● Task requirements: Could you reproduce the material below word for word, beginning at the line that contains "Localize all elements." and running through the line that contains "face — [936, 236, 984, 270]", with both of those lines included? Leave any pictures out.

● Records provided:
....................

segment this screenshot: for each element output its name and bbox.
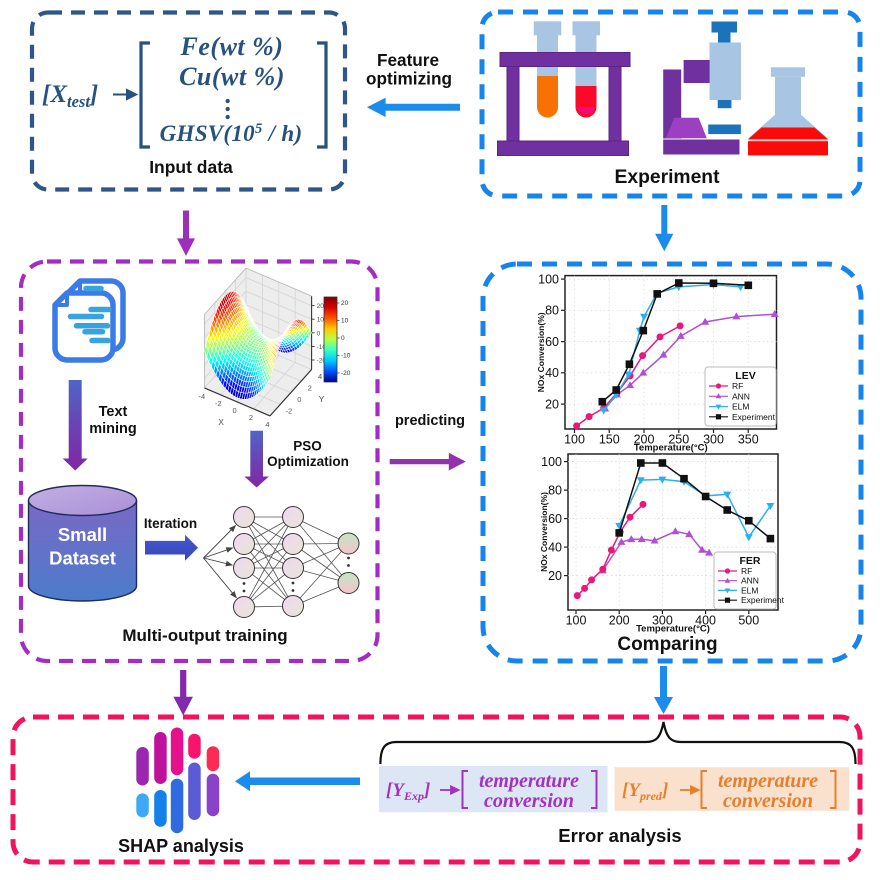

....................

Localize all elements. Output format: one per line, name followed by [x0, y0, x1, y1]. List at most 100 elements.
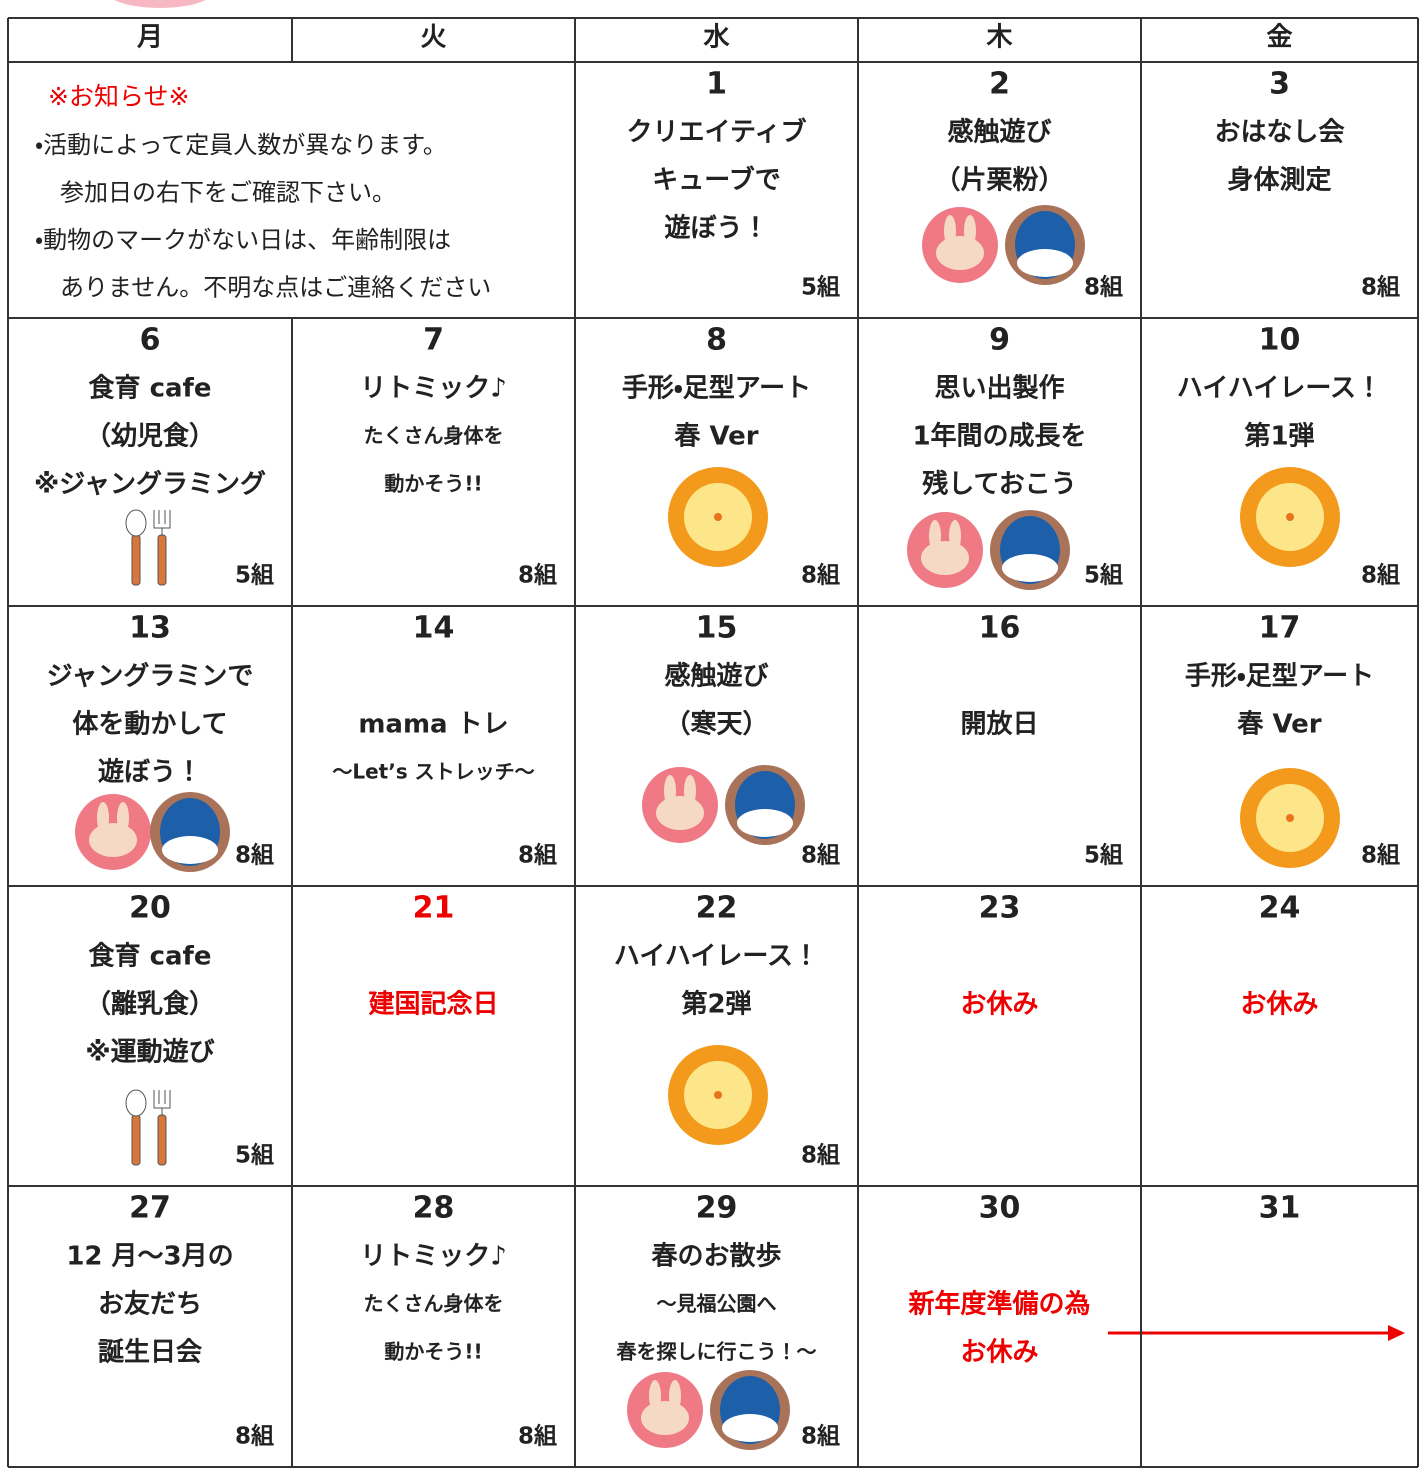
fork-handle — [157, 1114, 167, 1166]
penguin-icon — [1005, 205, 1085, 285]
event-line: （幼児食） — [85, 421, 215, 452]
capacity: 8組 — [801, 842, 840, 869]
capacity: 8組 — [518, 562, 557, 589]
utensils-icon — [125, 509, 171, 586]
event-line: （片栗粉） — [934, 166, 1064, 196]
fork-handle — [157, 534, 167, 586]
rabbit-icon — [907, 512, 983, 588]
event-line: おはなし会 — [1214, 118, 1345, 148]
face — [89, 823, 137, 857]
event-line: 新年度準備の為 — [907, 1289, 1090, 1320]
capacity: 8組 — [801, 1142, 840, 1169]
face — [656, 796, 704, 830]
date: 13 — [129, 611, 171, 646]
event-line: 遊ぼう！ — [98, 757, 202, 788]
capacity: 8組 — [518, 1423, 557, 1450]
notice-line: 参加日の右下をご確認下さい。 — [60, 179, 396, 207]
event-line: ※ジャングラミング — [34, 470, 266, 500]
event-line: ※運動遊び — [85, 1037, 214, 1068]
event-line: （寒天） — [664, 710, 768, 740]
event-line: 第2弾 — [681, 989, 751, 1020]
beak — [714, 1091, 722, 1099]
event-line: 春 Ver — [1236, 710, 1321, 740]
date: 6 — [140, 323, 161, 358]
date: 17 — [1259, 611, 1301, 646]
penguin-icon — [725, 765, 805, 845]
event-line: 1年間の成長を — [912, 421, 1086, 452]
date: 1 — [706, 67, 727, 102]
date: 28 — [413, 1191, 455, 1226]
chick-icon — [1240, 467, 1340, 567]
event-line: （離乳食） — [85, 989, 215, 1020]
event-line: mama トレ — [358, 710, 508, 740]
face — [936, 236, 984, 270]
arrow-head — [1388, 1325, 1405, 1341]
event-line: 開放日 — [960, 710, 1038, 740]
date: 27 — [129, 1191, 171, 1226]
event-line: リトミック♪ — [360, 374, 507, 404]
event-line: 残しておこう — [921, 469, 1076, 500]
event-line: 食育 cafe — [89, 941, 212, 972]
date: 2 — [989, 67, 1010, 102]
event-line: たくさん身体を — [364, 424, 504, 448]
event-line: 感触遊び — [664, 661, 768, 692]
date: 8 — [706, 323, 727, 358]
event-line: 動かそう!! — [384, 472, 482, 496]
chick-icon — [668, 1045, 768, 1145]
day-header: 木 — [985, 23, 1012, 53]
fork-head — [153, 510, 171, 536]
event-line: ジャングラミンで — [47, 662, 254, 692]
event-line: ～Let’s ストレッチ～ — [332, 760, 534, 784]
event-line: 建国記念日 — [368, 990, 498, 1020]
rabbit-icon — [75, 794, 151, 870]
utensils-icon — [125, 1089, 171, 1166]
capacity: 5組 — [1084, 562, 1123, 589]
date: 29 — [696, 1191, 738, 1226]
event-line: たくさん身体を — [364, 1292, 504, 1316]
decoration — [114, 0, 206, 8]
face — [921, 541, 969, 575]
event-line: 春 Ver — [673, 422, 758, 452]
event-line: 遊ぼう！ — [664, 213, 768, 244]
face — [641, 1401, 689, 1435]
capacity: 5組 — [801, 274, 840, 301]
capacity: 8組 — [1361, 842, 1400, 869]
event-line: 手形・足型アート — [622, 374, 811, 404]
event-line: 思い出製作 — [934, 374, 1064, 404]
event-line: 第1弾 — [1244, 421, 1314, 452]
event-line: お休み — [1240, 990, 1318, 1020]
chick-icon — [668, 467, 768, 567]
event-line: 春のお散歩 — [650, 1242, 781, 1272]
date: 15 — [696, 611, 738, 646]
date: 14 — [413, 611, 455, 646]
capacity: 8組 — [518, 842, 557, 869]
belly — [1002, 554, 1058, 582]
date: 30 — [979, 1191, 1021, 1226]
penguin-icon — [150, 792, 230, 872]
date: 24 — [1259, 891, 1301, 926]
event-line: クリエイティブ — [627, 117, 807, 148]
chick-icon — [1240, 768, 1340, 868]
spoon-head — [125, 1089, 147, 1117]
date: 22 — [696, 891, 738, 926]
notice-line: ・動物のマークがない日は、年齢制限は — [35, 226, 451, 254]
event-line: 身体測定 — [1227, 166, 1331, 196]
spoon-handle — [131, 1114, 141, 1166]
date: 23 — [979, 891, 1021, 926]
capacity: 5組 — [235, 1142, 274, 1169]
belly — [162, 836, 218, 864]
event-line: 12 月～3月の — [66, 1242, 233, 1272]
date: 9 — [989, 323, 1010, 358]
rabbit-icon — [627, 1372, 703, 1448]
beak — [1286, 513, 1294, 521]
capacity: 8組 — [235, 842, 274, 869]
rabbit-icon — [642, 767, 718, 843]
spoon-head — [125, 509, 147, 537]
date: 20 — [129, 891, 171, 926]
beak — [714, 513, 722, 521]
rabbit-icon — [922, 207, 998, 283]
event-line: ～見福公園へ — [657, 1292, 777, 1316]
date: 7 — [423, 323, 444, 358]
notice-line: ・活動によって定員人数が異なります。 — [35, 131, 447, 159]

....................

● Full solution:
Localize all elements. Output format: one per line, name followed by [x0, y0, x1, y1]. List at most 100 elements.
fork-handle — [157, 1114, 167, 1166]
penguin-icon — [1005, 205, 1085, 285]
event-line: （幼児食） — [85, 421, 215, 452]
capacity: 8組 — [801, 842, 840, 869]
capacity: 8組 — [518, 562, 557, 589]
utensils-icon — [125, 509, 171, 586]
event-line: （片栗粉） — [934, 166, 1064, 196]
fork-handle — [157, 534, 167, 586]
rabbit-icon — [907, 512, 983, 588]
event-line: おはなし会 — [1214, 118, 1345, 148]
face — [89, 823, 137, 857]
event-line: 新年度準備の為 — [907, 1289, 1090, 1320]
capacity: 8組 — [801, 1142, 840, 1169]
face — [656, 796, 704, 830]
date: 13 — [129, 611, 171, 646]
event-line: 遊ぼう！ — [98, 757, 202, 788]
capacity: 8組 — [518, 1423, 557, 1450]
notice-line: 参加日の右下をご確認下さい。 — [60, 179, 396, 207]
event-line: ※ジャングラミング — [34, 470, 266, 500]
event-line: ※運動遊び — [85, 1037, 214, 1068]
event-line: （寒天） — [664, 710, 768, 740]
event-line: 第2弾 — [681, 989, 751, 1020]
beak — [714, 1091, 722, 1099]
event-line: 春 Ver — [1236, 710, 1321, 740]
date: 6 — [140, 323, 161, 358]
date: 17 — [1259, 611, 1301, 646]
penguin-icon — [725, 765, 805, 845]
event-line: 1年間の成長を — [912, 421, 1086, 452]
date: 1 — [706, 67, 727, 102]
date: 28 — [413, 1191, 455, 1226]
chick-icon — [1240, 467, 1340, 567]
event-line: （離乳食） — [85, 989, 215, 1020]
event-line: mama トレ — [358, 710, 508, 740]
face — [936, 236, 984, 270]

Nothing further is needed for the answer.